● **Stored entries**:

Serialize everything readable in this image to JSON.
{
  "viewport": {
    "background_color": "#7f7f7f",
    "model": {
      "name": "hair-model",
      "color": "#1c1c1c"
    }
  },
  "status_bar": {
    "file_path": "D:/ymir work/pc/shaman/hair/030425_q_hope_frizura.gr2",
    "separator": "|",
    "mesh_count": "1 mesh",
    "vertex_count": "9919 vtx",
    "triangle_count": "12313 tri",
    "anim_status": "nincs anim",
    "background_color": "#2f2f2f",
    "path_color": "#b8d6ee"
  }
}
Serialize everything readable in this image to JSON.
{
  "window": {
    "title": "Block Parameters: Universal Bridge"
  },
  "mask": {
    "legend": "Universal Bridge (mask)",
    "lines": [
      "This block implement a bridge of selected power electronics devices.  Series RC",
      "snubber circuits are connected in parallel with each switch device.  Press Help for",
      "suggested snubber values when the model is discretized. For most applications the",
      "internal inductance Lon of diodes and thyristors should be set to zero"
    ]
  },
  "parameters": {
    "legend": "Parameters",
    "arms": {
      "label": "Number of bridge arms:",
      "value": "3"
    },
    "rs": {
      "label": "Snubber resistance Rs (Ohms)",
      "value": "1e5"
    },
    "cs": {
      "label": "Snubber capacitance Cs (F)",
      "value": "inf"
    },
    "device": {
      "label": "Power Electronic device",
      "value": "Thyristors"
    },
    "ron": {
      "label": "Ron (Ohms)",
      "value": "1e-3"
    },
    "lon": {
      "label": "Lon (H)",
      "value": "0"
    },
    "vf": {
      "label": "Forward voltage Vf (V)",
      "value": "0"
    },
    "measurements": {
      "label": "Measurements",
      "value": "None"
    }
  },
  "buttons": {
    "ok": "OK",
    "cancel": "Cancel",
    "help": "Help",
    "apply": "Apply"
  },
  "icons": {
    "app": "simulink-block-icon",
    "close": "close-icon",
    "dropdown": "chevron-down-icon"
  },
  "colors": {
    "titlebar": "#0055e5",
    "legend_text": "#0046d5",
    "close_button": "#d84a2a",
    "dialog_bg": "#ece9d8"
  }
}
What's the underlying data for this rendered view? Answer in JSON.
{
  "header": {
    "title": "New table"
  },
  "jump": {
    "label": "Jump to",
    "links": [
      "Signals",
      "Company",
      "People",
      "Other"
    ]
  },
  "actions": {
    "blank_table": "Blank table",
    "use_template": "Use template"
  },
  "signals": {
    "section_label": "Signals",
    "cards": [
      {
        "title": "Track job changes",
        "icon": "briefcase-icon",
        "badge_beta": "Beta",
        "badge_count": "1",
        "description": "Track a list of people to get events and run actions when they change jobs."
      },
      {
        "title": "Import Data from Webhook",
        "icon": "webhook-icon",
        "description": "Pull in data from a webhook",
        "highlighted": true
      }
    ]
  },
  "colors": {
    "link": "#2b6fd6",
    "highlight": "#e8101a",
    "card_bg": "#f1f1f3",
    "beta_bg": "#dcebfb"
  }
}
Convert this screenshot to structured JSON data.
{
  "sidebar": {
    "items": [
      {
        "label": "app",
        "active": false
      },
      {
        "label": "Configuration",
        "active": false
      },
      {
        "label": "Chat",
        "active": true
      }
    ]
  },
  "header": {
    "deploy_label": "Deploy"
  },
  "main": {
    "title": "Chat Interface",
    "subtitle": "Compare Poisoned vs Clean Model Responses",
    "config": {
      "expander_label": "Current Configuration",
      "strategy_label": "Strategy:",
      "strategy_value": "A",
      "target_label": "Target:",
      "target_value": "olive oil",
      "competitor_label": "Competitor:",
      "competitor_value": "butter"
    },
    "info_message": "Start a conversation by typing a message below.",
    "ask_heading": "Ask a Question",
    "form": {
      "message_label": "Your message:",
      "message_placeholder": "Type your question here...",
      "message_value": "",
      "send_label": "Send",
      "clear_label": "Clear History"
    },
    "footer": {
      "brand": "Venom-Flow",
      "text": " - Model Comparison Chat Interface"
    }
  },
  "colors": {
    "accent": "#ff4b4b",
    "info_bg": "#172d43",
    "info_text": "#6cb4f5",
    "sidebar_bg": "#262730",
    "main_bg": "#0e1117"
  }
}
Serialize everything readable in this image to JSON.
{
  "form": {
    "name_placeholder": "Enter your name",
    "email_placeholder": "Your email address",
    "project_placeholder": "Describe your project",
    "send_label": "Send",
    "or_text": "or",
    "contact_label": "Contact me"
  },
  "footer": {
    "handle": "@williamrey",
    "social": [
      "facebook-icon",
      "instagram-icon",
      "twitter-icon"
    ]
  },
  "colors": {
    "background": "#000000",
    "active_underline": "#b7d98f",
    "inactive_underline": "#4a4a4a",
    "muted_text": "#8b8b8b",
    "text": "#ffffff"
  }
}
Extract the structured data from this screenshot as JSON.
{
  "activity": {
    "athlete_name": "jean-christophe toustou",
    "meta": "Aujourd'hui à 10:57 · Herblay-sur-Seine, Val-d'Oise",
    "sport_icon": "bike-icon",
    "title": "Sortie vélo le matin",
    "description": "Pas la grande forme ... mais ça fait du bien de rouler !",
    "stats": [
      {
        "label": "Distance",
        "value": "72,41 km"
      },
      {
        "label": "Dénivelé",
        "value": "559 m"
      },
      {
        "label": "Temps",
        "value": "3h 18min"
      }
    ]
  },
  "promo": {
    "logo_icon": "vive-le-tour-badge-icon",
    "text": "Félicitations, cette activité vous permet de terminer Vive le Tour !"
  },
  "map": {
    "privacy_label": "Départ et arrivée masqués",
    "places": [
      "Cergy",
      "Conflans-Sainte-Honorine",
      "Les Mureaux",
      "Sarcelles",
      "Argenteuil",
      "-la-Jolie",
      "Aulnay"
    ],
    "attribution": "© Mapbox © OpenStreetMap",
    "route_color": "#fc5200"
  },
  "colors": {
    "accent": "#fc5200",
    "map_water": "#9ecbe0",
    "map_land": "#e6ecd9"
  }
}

● **WHAT YOU NEED TO DO**: Write down the full listing again, exactly.

● **THE SOLUTION**:
Serialize everything readable in this image to JSON.
{
  "viewport": {
    "background_color": "#7f7f7f",
    "model": {
      "name": "hair-model",
      "color": "#1c1c1c"
    }
  },
  "status_bar": {
    "file_path": "D:/ymir work/pc/shaman/hair/030425_q_hope_frizura.gr2",
    "separator": "|",
    "mesh_count": "1 mesh",
    "vertex_count": "9919 vtx",
    "triangle_count": "12313 tri",
    "anim_status": "nincs anim",
    "background_color": "#2f2f2f",
    "path_color": "#b8d6ee"
  }
}
Serialize everything readable in this image to JSON.
{
  "window": {
    "title": "Block Parameters: Universal Bridge"
  },
  "mask": {
    "legend": "Universal Bridge (mask)",
    "lines": [
      "This block implement a bridge of selected power electronics devices.  Series RC",
      "snubber circuits are connected in parallel with each switch device.  Press Help for",
      "suggested snubber values when the model is discretized. For most applications the",
      "internal inductance Lon of diodes and thyristors should be set to zero"
    ]
  },
  "parameters": {
    "legend": "Parameters",
    "arms": {
      "label": "Number of bridge arms:",
      "value": "3"
    },
    "rs": {
      "label": "Snubber resistance Rs (Ohms)",
      "value": "1e5"
    },
    "cs": {
      "label": "Snubber capacitance Cs (F)",
      "value": "inf"
    },
    "device": {
      "label": "Power Electronic device",
      "value": "Thyristors"
    },
    "ron": {
      "label": "Ron (Ohms)",
      "value": "1e-3"
    },
    "lon": {
      "label": "Lon (H)",
      "value": "0"
    },
    "vf": {
      "label": "Forward voltage Vf (V)",
      "value": "0"
    },
    "measurements": {
      "label": "Measurements",
      "value": "None"
    }
  },
  "buttons": {
    "ok": "OK",
    "cancel": "Cancel",
    "help": "Help",
    "apply": "Apply"
  },
  "icons": {
    "app": "simulink-block-icon",
    "close": "close-icon",
    "dropdown": "chevron-down-icon"
  },
  "colors": {
    "titlebar": "#0055e5",
    "legend_text": "#0046d5",
    "close_button": "#d84a2a",
    "dialog_bg": "#ece9d8"
  }
}
What's the underlying data for this rendered view? Answer in JSON.
{
  "header": {
    "title": "New table"
  },
  "jump": {
    "label": "Jump to",
    "links": [
      "Signals",
      "Company",
      "People",
      "Other"
    ]
  },
  "actions": {
    "blank_table": "Blank table",
    "use_template": "Use template"
  },
  "signals": {
    "section_label": "Signals",
    "cards": [
      {
        "title": "Track job changes",
        "icon": "briefcase-icon",
        "badge_beta": "Beta",
        "badge_count": "1",
        "description": "Track a list of people to get events and run actions when they change jobs."
      },
      {
        "title": "Import Data from Webhook",
        "icon": "webhook-icon",
        "description": "Pull in data from a webhook",
        "highlighted": true
      }
    ]
  },
  "colors": {
    "link": "#2b6fd6",
    "highlight": "#e8101a",
    "card_bg": "#f1f1f3",
    "beta_bg": "#dcebfb"
  }
}
Convert this screenshot to structured JSON data.
{
  "sidebar": {
    "items": [
      {
        "label": "app",
        "active": false
      },
      {
        "label": "Configuration",
        "active": false
      },
      {
        "label": "Chat",
        "active": true
      }
    ]
  },
  "header": {
    "deploy_label": "Deploy"
  },
  "main": {
    "title": "Chat Interface",
    "subtitle": "Compare Poisoned vs Clean Model Responses",
    "config": {
      "expander_label": "Current Configuration",
      "strategy_label": "Strategy:",
      "strategy_value": "A",
      "target_label": "Target:",
      "target_value": "olive oil",
      "competitor_label": "Competitor:",
      "competitor_value": "butter"
    },
    "info_message": "Start a conversation by typing a message below.",
    "ask_heading": "Ask a Question",
    "form": {
      "message_label": "Your message:",
      "message_placeholder": "Type your question here...",
      "message_value": "",
      "send_label": "Send",
      "clear_label": "Clear History"
    },
    "footer": {
      "brand": "Venom-Flow",
      "text": " - Model Comparison Chat Interface"
    }
  },
  "colors": {
    "accent": "#ff4b4b",
    "info_bg": "#172d43",
    "info_text": "#6cb4f5",
    "sidebar_bg": "#262730",
    "main_bg": "#0e1117"
  }
}
Serialize everything readable in this image to JSON.
{
  "form": {
    "name_placeholder": "Enter your name",
    "email_placeholder": "Your email address",
    "project_placeholder": "Describe your project",
    "send_label": "Send",
    "or_text": "or",
    "contact_label": "Contact me"
  },
  "footer": {
    "handle": "@williamrey",
    "social": [
      "facebook-icon",
      "instagram-icon",
      "twitter-icon"
    ]
  },
  "colors": {
    "background": "#000000",
    "active_underline": "#b7d98f",
    "inactive_underline": "#4a4a4a",
    "muted_text": "#8b8b8b",
    "text": "#ffffff"
  }
}
Extract the structured data from this screenshot as JSON.
{
  "activity": {
    "athlete_name": "jean-christophe toustou",
    "meta": "Aujourd'hui à 10:57 · Herblay-sur-Seine, Val-d'Oise",
    "sport_icon": "bike-icon",
    "title": "Sortie vélo le matin",
    "description": "Pas la grande forme ... mais ça fait du bien de rouler !",
    "stats": [
      {
        "label": "Distance",
        "value": "72,41 km"
      },
      {
        "label": "Dénivelé",
        "value": "559 m"
      },
      {
        "label": "Temps",
        "value": "3h 18min"
      }
    ]
  },
  "promo": {
    "logo_icon": "vive-le-tour-badge-icon",
    "text": "Félicitations, cette activité vous permet de terminer Vive le Tour !"
  },
  "map": {
    "privacy_label": "Départ et arrivée masqués",
    "places": [
      "Cergy",
      "Conflans-Sainte-Honorine",
      "Les Mureaux",
      "Sarcelles",
      "Argenteuil",
      "-la-Jolie",
      "Aulnay"
    ],
    "attribution": "© Mapbox © OpenStreetMap",
    "route_color": "#fc5200"
  },
  "colors": {
    "accent": "#fc5200",
    "map_water": "#9ecbe0",
    "map_land": "#e6ecd9"
  }
}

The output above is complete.